A run of records:
------------------------------------------------

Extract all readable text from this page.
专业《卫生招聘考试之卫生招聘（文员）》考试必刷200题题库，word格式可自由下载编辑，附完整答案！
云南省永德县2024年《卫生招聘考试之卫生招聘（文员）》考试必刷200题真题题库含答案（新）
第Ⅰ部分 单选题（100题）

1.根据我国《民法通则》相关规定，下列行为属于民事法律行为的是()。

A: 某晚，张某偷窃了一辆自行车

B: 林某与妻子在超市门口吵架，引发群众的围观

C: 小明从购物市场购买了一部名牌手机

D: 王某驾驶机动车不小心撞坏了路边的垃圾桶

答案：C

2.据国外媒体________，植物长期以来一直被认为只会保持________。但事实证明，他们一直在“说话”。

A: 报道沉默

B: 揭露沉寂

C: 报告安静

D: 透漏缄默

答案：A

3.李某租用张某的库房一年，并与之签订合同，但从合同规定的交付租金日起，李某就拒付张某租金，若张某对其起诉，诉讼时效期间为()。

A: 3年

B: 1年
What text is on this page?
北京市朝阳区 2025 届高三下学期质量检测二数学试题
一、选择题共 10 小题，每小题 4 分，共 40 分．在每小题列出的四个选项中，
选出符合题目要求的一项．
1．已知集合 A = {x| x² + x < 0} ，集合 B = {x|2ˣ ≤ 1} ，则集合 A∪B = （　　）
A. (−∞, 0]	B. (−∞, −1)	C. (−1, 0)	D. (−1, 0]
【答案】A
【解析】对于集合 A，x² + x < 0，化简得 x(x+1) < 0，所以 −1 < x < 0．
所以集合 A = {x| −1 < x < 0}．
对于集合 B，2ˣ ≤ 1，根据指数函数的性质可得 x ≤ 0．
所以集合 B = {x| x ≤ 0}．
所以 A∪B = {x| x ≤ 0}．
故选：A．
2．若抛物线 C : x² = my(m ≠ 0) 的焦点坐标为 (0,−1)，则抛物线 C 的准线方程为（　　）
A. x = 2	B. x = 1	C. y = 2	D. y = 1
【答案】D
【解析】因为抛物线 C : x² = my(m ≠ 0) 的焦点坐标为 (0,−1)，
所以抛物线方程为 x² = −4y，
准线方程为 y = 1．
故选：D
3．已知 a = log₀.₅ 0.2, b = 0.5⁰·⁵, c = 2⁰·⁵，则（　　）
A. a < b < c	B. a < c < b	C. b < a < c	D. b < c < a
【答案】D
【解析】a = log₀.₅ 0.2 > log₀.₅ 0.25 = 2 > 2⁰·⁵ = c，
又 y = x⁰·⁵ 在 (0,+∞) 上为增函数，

------------------------------------------------

- [Problem]:
Among the lines of the data above, determine how many contain the word "page". Report the number alone.

- [The completed task]:
2